• **WRITTEN EXERCISE**
Return a copy of each line that holds the string "component".

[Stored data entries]

^^^^

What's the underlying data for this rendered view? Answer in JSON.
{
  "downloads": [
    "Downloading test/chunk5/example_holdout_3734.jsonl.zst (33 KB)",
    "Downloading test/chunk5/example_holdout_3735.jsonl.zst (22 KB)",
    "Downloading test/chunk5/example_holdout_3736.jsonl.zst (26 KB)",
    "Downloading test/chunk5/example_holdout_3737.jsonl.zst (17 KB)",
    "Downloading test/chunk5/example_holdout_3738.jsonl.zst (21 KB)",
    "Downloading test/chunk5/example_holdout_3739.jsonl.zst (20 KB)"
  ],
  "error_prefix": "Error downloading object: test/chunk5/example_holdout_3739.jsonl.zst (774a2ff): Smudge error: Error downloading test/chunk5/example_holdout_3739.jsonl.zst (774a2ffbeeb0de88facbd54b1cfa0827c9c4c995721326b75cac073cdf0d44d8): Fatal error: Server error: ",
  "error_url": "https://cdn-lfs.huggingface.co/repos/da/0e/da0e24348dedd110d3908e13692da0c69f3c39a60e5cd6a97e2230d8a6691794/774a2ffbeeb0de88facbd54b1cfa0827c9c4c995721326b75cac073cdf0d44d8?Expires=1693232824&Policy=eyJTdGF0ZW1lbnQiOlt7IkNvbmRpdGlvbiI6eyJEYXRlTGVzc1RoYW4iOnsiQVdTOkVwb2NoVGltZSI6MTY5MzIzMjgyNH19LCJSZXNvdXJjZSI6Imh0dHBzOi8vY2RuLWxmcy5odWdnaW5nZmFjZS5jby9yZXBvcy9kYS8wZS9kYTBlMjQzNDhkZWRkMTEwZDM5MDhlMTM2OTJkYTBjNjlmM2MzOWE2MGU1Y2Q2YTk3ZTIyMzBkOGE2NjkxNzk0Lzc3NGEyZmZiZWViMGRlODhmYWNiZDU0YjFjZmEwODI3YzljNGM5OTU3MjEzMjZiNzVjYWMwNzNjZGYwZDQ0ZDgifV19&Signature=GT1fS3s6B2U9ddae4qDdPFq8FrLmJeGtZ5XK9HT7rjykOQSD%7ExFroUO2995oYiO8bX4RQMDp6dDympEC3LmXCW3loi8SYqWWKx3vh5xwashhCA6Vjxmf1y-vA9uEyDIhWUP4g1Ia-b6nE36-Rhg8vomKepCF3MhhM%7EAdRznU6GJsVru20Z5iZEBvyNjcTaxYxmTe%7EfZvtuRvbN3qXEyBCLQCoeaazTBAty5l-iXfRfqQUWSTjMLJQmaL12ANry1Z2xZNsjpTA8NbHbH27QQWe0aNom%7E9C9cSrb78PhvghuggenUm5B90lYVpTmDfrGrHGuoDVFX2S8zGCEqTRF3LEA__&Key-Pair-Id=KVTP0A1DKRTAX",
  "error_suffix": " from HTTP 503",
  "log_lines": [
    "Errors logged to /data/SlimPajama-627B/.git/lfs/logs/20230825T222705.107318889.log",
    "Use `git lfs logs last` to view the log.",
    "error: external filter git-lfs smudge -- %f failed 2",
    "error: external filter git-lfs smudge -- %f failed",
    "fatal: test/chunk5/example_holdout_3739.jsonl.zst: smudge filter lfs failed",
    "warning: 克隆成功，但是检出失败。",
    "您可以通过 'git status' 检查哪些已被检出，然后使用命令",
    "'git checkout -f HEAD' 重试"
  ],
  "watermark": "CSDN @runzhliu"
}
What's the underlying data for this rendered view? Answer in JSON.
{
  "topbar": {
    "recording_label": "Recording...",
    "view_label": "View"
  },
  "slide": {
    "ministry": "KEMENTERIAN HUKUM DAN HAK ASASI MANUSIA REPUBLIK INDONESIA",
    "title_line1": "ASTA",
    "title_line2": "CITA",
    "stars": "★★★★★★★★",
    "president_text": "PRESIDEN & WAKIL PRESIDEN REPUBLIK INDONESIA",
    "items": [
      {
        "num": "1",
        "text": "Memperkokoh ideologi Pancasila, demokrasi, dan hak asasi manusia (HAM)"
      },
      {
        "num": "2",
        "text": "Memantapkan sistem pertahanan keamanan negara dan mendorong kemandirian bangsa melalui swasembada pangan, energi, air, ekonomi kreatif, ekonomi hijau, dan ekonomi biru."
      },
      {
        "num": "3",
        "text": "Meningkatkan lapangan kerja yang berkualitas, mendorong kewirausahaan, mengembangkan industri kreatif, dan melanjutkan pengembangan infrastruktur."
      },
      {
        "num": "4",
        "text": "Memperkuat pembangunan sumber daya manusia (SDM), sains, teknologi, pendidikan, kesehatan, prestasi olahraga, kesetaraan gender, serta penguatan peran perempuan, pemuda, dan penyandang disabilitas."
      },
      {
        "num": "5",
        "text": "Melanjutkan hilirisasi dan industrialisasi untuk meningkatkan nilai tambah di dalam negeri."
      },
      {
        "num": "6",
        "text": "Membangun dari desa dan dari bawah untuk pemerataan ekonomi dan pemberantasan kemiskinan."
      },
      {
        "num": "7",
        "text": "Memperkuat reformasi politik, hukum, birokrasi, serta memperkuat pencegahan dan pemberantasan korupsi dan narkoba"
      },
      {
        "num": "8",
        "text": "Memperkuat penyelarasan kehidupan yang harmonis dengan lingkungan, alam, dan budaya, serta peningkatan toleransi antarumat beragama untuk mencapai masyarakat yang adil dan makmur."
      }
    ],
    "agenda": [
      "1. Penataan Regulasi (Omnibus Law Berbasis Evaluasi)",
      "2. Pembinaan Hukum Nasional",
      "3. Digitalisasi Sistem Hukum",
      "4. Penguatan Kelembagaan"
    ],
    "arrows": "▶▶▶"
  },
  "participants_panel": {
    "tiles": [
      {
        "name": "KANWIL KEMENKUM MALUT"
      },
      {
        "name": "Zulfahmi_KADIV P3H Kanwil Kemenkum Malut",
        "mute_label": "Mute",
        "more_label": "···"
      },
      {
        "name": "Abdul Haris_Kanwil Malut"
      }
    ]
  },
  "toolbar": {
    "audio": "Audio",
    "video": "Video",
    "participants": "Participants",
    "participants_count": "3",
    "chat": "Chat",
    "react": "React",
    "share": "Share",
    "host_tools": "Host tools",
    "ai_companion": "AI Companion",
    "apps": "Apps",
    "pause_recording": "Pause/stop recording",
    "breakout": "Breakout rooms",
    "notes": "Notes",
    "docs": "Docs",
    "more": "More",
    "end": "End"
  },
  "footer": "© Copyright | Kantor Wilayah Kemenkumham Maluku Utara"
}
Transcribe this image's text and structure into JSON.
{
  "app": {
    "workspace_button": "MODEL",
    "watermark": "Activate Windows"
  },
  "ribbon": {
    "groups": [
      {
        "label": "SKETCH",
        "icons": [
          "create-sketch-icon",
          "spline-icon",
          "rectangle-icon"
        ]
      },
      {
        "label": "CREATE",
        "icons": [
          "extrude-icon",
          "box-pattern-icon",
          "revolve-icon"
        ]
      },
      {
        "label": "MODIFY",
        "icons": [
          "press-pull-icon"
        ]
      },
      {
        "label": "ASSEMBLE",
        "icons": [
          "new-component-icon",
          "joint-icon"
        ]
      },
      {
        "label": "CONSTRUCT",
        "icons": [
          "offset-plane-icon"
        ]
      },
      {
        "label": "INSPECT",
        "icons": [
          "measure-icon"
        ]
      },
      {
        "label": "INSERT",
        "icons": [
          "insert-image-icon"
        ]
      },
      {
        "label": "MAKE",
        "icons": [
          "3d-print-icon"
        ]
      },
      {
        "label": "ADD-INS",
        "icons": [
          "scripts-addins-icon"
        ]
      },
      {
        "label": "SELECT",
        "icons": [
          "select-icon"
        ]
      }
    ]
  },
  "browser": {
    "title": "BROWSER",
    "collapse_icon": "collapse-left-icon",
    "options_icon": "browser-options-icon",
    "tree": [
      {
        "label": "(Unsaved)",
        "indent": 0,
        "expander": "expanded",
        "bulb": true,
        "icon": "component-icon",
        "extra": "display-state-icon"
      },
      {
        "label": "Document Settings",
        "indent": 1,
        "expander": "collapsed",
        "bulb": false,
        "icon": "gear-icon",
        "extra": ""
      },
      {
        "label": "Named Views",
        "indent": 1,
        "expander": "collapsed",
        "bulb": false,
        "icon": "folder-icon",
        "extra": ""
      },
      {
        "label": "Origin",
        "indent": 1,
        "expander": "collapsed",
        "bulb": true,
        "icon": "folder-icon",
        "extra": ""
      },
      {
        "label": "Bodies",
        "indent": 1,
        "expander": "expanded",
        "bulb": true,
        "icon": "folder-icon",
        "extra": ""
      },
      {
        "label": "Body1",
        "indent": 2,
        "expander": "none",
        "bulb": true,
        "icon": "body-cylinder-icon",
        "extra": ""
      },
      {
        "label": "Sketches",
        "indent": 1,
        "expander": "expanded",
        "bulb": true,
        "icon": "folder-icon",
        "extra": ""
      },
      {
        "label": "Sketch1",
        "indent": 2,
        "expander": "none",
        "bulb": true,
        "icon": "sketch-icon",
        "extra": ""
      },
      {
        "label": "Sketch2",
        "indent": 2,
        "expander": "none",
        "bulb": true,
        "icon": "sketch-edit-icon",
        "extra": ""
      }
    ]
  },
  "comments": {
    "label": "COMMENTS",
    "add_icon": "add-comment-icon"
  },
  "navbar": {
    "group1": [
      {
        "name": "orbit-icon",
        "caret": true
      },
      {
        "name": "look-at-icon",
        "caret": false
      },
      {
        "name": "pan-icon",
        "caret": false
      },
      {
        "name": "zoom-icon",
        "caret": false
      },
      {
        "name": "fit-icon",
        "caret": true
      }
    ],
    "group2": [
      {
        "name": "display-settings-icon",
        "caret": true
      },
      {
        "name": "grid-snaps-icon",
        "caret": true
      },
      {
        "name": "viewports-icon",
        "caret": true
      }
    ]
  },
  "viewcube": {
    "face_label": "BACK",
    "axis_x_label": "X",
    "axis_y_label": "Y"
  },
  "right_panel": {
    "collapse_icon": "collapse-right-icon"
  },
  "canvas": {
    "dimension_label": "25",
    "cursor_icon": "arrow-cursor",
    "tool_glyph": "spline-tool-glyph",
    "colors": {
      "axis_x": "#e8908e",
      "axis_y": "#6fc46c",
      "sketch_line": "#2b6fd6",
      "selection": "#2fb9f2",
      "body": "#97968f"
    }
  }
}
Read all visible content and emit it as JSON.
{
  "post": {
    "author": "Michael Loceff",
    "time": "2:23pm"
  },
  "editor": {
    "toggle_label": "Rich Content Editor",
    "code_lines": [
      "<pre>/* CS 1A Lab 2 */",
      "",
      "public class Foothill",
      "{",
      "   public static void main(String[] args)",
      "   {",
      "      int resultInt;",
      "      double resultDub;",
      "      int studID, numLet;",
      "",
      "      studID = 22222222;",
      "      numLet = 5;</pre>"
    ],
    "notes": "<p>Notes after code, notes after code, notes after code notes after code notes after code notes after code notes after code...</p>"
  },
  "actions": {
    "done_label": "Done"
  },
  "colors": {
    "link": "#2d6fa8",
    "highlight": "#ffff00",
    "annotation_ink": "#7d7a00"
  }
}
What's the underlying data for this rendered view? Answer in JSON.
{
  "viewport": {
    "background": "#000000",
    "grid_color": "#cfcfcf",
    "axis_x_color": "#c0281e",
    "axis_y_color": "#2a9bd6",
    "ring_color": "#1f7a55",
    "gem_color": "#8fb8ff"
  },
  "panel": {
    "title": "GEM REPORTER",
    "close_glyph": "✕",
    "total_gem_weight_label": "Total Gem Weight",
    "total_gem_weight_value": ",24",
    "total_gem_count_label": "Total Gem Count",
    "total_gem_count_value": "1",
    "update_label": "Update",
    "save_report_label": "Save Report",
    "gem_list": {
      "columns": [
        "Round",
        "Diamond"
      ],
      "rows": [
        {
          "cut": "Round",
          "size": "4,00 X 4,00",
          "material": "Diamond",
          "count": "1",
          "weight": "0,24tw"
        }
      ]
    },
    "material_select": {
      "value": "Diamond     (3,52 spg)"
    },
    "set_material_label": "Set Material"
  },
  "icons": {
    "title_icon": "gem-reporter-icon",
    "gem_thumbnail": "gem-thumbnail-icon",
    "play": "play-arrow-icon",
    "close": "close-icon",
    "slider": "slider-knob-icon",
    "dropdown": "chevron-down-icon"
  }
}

^^^^

• **SOLUTION TO THE PROBLEM**
          "new-component-icon",
        "icon": "component-icon",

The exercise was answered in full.